■ Texte du document

------------------------------------

L’Afrique à l’heure des comptes avec la France


La nuit est tombée sur Paris. Pourtant, rue Saint-Dominique, où diplomates et militaires se partagent un bâtiment, et dans l’Hexagone Balard qui regroupe les états-majors des armées françaises, des mains anonymes s’activent pour contrer le flot de « fake news » qui inondent les réseaux sociaux. Ce vendredi 30 septembre, l’issue du coup d’Etat militaire intenté quelques heures plus tôt au Burkina Faso est encore incertaine, mais les infox – relayées par des « agents russes », selon des sources françaises –, accusent la France de larguer des parachutistes au-dessus de Bobo-Dioulasso, la deuxième ville du pays, pour « sauver » le lieutenant-colonel Paul-Henri Sandaogo Damiba, arrivé au pouvoir huit mois plus tôt à la faveur, lui aussi, d’un putsch. Ou de l’abriter dans la base des forces spéciales françaises de Kamboinsin en banlieue de Ouagadougou, en vue d’organiser la riposte contre ses anciens frères d’armes qui s’apprêtent à le renverser. Paris n’a pas encore réagi officiellement aux événements, mais un dessein lui a déjà été imputé : soutenir un chef d’Etat vacillant contre la volonté supposée de son peuple.

Ce putsch va mettre en lumière les fêlures au sein de l’armée burkinabée, incapable d’endiguer la flambée djihadiste qui dévore désormais 40 % du territoire national et pousse à bout la population. Il va aussi être la démonstration selon laquelle, dans un moment de confusion, il suffit de dénoncer d’éventuelles interférences françaises pour voir descendre des milliers de jeunes dans la rue et faire basculer l’histoire.

« On n’a rien à voir avec Damiba. Il n’est ni gardé ni protégé par les forces françaises », garantit ce soir-là par SMS une source diplomatique, avant même d’être sollicitée. Une exfiltration du lieutenant-colonel en difficulté – à l’image de l’opération qui avait soustrait, en 2014, le président de l’époque tout juste renversé, Blaise Compaoré, à la vindicte de la rue – est-elle envisageable ? « C’était un autre temps, coupe promptement une source militaire. Les événements d’aujourd’hui sont traités comme une affaire interne au Burkina Faso. » Les diplomates chargés de l’Afrique, et les officiers pour lesquels ce continent demeure un irremplaçable terrain d’entraînement et d’opérations stratégiques, pressentent-ils la vague qui va déferler ?

------------------------------------

■ Consigne
Recopiez mot pour mot le passage du texte sur le putsch au Burkina Faso, depuis « Ce putsch va » jusqu'à « faire basculer l’histoire. » inclus. Les lignes n'ont aucun rapport avec le texte sur le putsch au Burkina Faso.

■ Bloc de données
------------------------------------

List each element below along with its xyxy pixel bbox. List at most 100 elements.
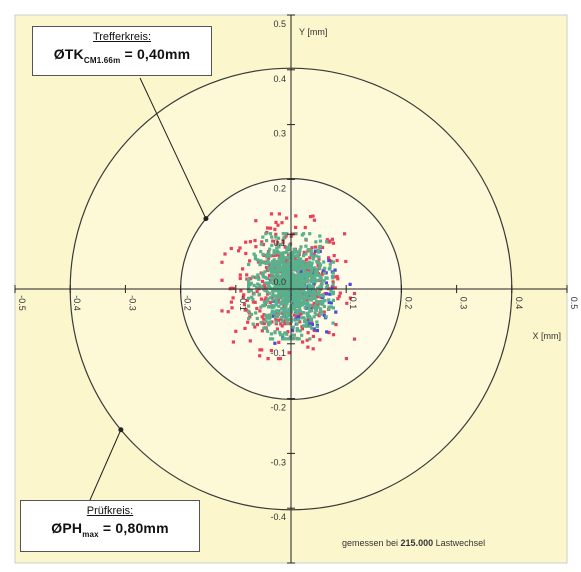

------------------------------------

■ Corrigé
Ce putsch va mettre en lumière les fêlures au sein de l’armée burkinabée, incapable d’endiguer la flambée djihadiste qui dévore désormais 40 % du territoire national et pousse à bout la population. Il va aussi être la démonstration selon laquelle, dans un moment de confusion, il suffit de dénoncer d’éventuelles interférences françaises pour voir descendre des milliers de jeunes dans la rue et faire basculer l’histoire.